--- BEGIN Data records ---

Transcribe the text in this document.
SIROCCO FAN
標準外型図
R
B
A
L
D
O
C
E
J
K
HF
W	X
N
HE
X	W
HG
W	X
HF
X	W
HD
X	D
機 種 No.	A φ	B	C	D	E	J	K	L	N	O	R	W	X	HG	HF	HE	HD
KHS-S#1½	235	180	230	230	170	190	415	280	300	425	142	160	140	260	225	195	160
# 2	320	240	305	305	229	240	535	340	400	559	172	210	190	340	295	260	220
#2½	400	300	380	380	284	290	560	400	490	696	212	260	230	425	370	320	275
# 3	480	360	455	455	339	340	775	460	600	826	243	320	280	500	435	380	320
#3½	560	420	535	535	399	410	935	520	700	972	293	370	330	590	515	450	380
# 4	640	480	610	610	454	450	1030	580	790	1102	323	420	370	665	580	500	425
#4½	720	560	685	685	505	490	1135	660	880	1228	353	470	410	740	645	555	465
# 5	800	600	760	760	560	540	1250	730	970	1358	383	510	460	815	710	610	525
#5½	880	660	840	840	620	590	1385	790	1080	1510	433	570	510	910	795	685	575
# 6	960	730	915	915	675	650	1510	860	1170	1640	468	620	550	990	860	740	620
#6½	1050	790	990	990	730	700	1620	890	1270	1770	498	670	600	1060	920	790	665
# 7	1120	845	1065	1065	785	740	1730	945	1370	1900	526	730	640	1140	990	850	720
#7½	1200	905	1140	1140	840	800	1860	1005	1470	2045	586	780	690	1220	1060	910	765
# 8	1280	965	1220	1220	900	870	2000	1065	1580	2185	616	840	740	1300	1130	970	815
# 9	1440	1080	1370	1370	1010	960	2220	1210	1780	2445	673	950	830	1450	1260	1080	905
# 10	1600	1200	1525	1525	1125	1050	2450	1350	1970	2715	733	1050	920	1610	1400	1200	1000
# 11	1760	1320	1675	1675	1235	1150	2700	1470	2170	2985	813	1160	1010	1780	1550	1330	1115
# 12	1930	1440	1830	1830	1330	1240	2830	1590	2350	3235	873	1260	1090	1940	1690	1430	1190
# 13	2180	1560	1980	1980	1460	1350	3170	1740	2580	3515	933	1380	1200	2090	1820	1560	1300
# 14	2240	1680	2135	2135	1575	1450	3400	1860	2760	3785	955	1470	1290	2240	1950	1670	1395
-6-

--- END Data records ---

Goal:
Write out the material exactly as given.

Output:
Transcribe the text in this document.
SIROCCO FAN
標準外型図
R
B
A
L
D
O
C
E
J
K
HF
W	X
N
HE
X	W
HG
W	X
HF
X	W
HD
X	D
機 種 No.	A φ	B	C	D	E	J	K	L	N	O	R	W	X	HG	HF	HE	HD
KHS-S#1½	235	180	230	230	170	190	415	280	300	425	142	160	140	260	225	195	160
# 2	320	240	305	305	229	240	535	340	400	559	172	210	190	340	295	260	220
#2½	400	300	380	380	284	290	560	400	490	696	212	260	230	425	370	320	275
# 3	480	360	455	455	339	340	775	460	600	826	243	320	280	500	435	380	320
#3½	560	420	535	535	399	410	935	520	700	972	293	370	330	590	515	450	380
# 4	640	480	610	610	454	450	1030	580	790	1102	323	420	370	665	580	500	425
#4½	720	560	685	685	505	490	1135	660	880	1228	353	470	410	740	645	555	465
# 5	800	600	760	760	560	540	1250	730	970	1358	383	510	460	815	710	610	525
#5½	880	660	840	840	620	590	1385	790	1080	1510	433	570	510	910	795	685	575
# 6	960	730	915	915	675	650	1510	860	1170	1640	468	620	550	990	860	740	620
#6½	1050	790	990	990	730	700	1620	890	1270	1770	498	670	600	1060	920	790	665
# 7	1120	845	1065	1065	785	740	1730	945	1370	1900	526	730	640	1140	990	850	720
#7½	1200	905	1140	1140	840	800	1860	1005	1470	2045	586	780	690	1220	1060	910	765
# 8	1280	965	1220	1220	900	870	2000	1065	1580	2185	616	840	740	1300	1130	970	815
# 9	1440	1080	1370	1370	1010	960	2220	1210	1780	2445	673	950	830	1450	1260	1080	905
# 10	1600	1200	1525	1525	1125	1050	2450	1350	1970	2715	733	1050	920	1610	1400	1200	1000
# 11	1760	1320	1675	1675	1235	1150	2700	1470	2170	2985	813	1160	1010	1780	1550	1330	1115
# 12	1930	1440	1830	1830	1330	1240	2830	1590	2350	3235	873	1260	1090	1940	1690	1430	1190
# 13	2180	1560	1980	1980	1460	1350	3170	1740	2580	3515	933	1380	1200	2090	1820	1560	1300
# 14	2240	1680	2135	2135	1575	1450	3400	1860	2760	3785	955	1470	1290	2240	1950	1670	1395
-6-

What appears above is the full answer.